Start

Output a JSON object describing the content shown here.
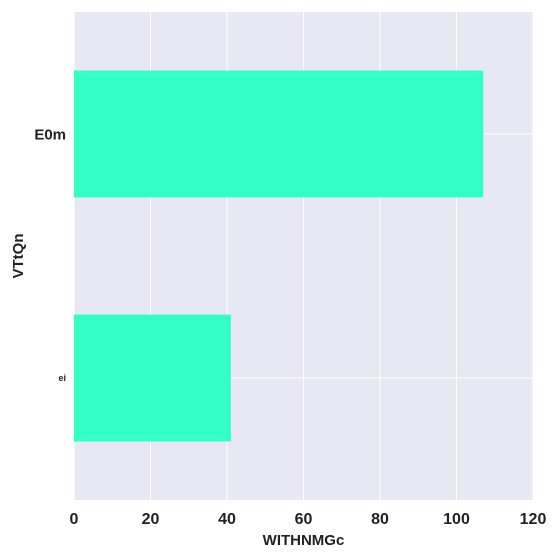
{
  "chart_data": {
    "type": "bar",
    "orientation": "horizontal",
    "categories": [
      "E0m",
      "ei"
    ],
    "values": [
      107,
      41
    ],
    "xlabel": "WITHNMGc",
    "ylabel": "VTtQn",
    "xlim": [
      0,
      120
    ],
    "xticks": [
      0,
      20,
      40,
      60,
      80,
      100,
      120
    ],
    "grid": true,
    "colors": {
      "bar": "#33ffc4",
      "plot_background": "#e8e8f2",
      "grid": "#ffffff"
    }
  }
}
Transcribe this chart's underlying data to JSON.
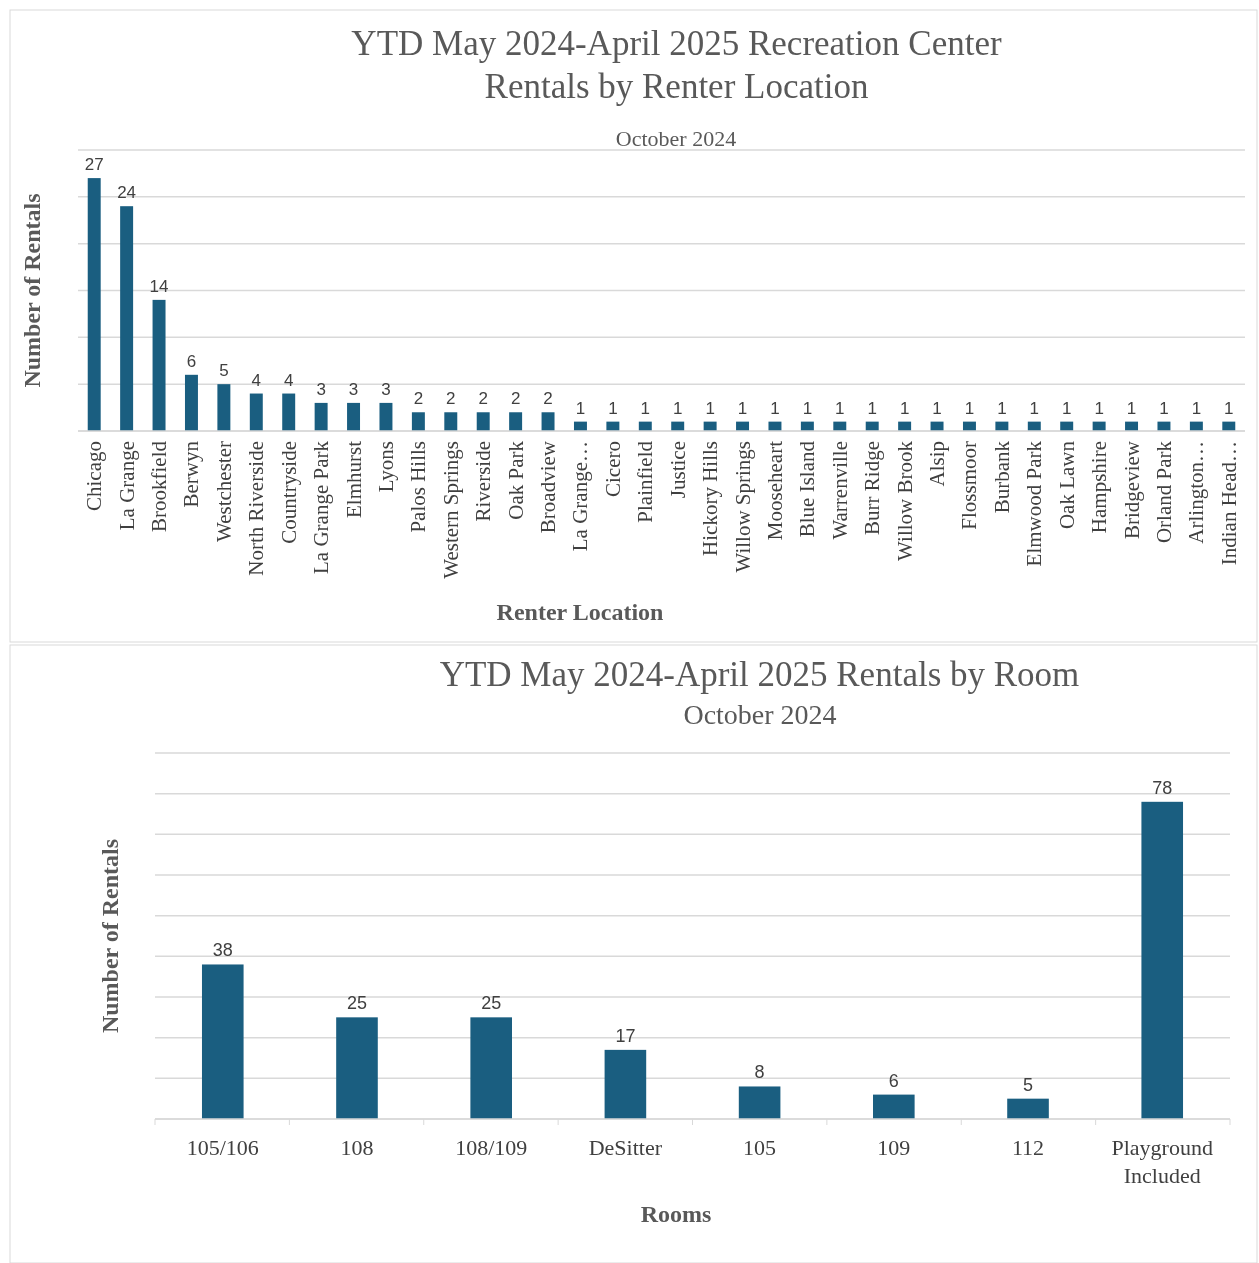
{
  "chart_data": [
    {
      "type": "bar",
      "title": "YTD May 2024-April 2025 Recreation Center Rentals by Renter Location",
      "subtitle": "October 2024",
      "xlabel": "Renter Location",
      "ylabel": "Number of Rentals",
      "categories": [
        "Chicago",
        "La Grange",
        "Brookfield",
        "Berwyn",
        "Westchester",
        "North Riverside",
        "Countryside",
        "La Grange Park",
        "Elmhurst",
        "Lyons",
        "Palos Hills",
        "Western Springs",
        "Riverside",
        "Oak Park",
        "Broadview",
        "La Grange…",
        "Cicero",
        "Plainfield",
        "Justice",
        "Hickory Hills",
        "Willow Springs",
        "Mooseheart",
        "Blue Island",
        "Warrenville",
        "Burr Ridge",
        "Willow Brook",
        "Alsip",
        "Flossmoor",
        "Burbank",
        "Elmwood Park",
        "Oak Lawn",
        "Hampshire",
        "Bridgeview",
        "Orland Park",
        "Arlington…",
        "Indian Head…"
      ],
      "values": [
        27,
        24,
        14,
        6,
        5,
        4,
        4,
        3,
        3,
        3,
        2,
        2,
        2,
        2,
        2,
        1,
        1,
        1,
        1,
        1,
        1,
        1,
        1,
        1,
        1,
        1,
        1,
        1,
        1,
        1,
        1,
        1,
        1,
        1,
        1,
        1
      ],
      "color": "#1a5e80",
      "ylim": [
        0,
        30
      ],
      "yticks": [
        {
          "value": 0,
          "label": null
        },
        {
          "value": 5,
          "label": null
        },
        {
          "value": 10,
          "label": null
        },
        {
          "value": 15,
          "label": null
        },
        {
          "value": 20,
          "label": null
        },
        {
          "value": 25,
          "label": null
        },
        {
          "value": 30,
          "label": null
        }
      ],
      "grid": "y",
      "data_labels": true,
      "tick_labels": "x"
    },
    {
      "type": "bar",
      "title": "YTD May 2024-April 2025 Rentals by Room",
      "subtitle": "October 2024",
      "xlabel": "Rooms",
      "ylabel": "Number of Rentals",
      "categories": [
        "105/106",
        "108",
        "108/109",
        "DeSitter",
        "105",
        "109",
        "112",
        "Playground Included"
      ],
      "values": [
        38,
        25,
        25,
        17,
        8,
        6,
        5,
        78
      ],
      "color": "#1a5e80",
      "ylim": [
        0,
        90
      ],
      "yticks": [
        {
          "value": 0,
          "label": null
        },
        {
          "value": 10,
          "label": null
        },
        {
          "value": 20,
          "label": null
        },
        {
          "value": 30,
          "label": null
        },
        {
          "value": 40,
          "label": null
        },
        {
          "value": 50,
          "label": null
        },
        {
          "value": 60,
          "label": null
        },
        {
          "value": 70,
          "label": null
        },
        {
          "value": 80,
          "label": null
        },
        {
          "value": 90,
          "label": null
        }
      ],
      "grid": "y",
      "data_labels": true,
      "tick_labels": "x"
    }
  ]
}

End

## Stated problem
Output all of the data exactly as it stands, minus any images.

## Result below
Output a JSON object describing the content shown here.
{
  "chart_data": {
    "type": "bar",
    "orientation": "horizontal",
    "categories": [
      "E0m",
      "ei"
    ],
    "values": [
      107,
      41
    ],
    "xlabel": "WITHNMGc",
    "ylabel": "VTtQn",
    "xlim": [
      0,
      120
    ],
    "xticks": [
      0,
      20,
      40,
      60,
      80,
      100,
      120
    ],
    "grid": true,
    "colors": {
      "bar": "#33ffc4",
      "plot_background": "#e8e8f2",
      "grid": "#ffffff"
    }
  }
}
Transcribe this chart's underlying data to JSON.
{
  "chart_data": [
    {
      "type": "bar",
      "title": "YTD May 2024-April 2025 Recreation Center Rentals by Renter Location",
      "subtitle": "October 2024",
      "xlabel": "Renter Location",
      "ylabel": "Number of Rentals",
      "categories": [
        "Chicago",
        "La Grange",
        "Brookfield",
        "Berwyn",
        "Westchester",
        "North Riverside",
        "Countryside",
        "La Grange Park",
        "Elmhurst",
        "Lyons",
        "Palos Hills",
        "Western Springs",
        "Riverside",
        "Oak Park",
        "Broadview",
        "La Grange…",
        "Cicero",
        "Plainfield",
        "Justice",
        "Hickory Hills",
        "Willow Springs",
        "Mooseheart",
        "Blue Island",
        "Warrenville",
        "Burr Ridge",
        "Willow Brook",
        "Alsip",
        "Flossmoor",
        "Burbank",
        "Elmwood Park",
        "Oak Lawn",
        "Hampshire",
        "Bridgeview",
        "Orland Park",
        "Arlington…",
        "Indian Head…"
      ],
      "values": [
        27,
        24,
        14,
        6,
        5,
        4,
        4,
        3,
        3,
        3,
        2,
        2,
        2,
        2,
        2,
        1,
        1,
        1,
        1,
        1,
        1,
        1,
        1,
        1,
        1,
        1,
        1,
        1,
        1,
        1,
        1,
        1,
        1,
        1,
        1,
        1
      ],
      "color": "#1a5e80",
      "ylim": [
        0,
        30
      ],
      "yticks": [
        {
          "value": 0,
          "label": null
        },
        {
          "value": 5,
          "label": null
        },
        {
          "value": 10,
          "label": null
        },
        {
          "value": 15,
          "label": null
        },
        {
          "value": 20,
          "label": null
        },
        {
          "value": 25,
          "label": null
        },
        {
          "value": 30,
          "label": null
        }
      ],
      "grid": "y",
      "data_labels": true,
      "tick_labels": "x"
    },
    {
      "type": "bar",
      "title": "YTD May 2024-April 2025 Rentals by Room",
      "subtitle": "October 2024",
      "xlabel": "Rooms",
      "ylabel": "Number of Rentals",
      "categories": [
        "105/106",
        "108",
        "108/109",
        "DeSitter",
        "105",
        "109",
        "112",
        "Playground Included"
      ],
      "values": [
        38,
        25,
        25,
        17,
        8,
        6,
        5,
        78
      ],
      "color": "#1a5e80",
      "ylim": [
        0,
        90
      ],
      "yticks": [
        {
          "value": 0,
          "label": null
        },
        {
          "value": 10,
          "label": null
        },
        {
          "value": 20,
          "label": null
        },
        {
          "value": 30,
          "label": null
        },
        {
          "value": 40,
          "label": null
        },
        {
          "value": 50,
          "label": null
        },
        {
          "value": 60,
          "label": null
        },
        {
          "value": 70,
          "label": null
        },
        {
          "value": 80,
          "label": null
        },
        {
          "value": 90,
          "label": null
        }
      ],
      "grid": "y",
      "data_labels": true,
      "tick_labels": "x"
    }
  ]
}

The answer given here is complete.